:: YOUR INSTRUCTIONS ::
Transcribe the listing below verbatim, reproducing every line in its original order.

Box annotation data
start

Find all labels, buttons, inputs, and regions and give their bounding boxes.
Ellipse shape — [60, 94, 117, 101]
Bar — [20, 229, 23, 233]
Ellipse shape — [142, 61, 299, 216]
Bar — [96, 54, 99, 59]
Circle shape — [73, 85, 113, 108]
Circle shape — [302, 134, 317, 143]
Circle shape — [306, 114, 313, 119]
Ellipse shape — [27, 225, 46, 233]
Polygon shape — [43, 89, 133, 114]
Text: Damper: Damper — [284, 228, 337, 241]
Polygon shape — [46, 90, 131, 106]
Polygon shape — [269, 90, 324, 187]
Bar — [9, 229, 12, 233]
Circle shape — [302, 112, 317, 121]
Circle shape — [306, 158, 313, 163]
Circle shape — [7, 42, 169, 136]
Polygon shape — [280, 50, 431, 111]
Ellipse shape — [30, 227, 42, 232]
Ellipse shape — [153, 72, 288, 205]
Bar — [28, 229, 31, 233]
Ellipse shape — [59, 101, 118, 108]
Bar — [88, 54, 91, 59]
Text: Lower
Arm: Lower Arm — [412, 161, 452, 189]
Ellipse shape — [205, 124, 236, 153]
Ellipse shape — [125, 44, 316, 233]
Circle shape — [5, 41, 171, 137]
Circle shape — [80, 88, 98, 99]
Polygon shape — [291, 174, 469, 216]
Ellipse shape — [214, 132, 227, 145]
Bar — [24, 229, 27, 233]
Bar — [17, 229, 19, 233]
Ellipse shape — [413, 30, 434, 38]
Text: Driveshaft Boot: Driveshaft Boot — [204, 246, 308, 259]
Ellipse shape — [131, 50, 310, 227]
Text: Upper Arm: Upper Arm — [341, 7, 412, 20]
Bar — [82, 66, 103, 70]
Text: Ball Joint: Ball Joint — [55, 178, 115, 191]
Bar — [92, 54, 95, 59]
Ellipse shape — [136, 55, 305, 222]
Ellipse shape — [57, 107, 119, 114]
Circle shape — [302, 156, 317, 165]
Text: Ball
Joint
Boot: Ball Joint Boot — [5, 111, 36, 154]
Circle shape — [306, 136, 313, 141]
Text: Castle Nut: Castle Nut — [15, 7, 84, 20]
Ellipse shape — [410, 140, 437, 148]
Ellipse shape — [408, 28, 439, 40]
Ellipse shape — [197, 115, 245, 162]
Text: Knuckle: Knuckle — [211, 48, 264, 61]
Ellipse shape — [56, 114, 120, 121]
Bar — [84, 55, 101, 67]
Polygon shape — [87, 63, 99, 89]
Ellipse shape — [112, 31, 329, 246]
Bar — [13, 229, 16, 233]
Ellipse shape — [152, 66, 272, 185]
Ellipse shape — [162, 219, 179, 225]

end

:: PROBLEM SOLUTION ::
Find all labels, buttons, inputs, and regions and give their bounding boxes.
Ellipse shape — [60, 94, 117, 101]
Bar — [20, 229, 23, 233]
Ellipse shape — [142, 61, 299, 216]
Bar — [96, 54, 99, 59]
Circle shape — [73, 85, 113, 108]
Circle shape — [302, 134, 317, 143]
Circle shape — [306, 114, 313, 119]
Ellipse shape — [27, 225, 46, 233]
Polygon shape — [43, 89, 133, 114]
Text: Damper: Damper — [284, 228, 337, 241]
Polygon shape — [46, 90, 131, 106]
Polygon shape — [269, 90, 324, 187]
Bar — [9, 229, 12, 233]
Circle shape — [302, 112, 317, 121]
Circle shape — [306, 158, 313, 163]
Circle shape — [7, 42, 169, 136]
Polygon shape — [280, 50, 431, 111]
Ellipse shape — [30, 227, 42, 232]
Ellipse shape — [153, 72, 288, 205]
Bar — [28, 229, 31, 233]
Ellipse shape — [59, 101, 118, 108]
Bar — [88, 54, 91, 59]
Text: Lower
Arm: Lower Arm — [412, 161, 452, 189]
Ellipse shape — [205, 124, 236, 153]
Ellipse shape — [125, 44, 316, 233]
Circle shape — [5, 41, 171, 137]
Circle shape — [80, 88, 98, 99]
Polygon shape — [291, 174, 469, 216]
Ellipse shape — [214, 132, 227, 145]
Bar — [24, 229, 27, 233]
Bar — [17, 229, 19, 233]
Ellipse shape — [413, 30, 434, 38]
Text: Driveshaft Boot: Driveshaft Boot — [204, 246, 308, 259]
Ellipse shape — [131, 50, 310, 227]
Text: Upper Arm: Upper Arm — [341, 7, 412, 20]
Bar — [82, 66, 103, 70]
Text: Ball Joint: Ball Joint — [55, 178, 115, 191]
Bar — [92, 54, 95, 59]
Ellipse shape — [136, 55, 305, 222]
Ellipse shape — [57, 107, 119, 114]
Circle shape — [302, 156, 317, 165]
Text: Ball
Joint
Boot: Ball Joint Boot — [5, 111, 36, 154]
Circle shape — [306, 136, 313, 141]
Text: Castle Nut: Castle Nut — [15, 7, 84, 20]
Ellipse shape — [410, 140, 437, 148]
Ellipse shape — [408, 28, 439, 40]
Ellipse shape — [197, 115, 245, 162]
Text: Knuckle: Knuckle — [211, 48, 264, 61]
Ellipse shape — [56, 114, 120, 121]
Bar — [84, 55, 101, 67]
Polygon shape — [87, 63, 99, 89]
Ellipse shape — [112, 31, 329, 246]
Bar — [13, 229, 16, 233]
Ellipse shape — [152, 66, 272, 185]
Ellipse shape — [162, 219, 179, 225]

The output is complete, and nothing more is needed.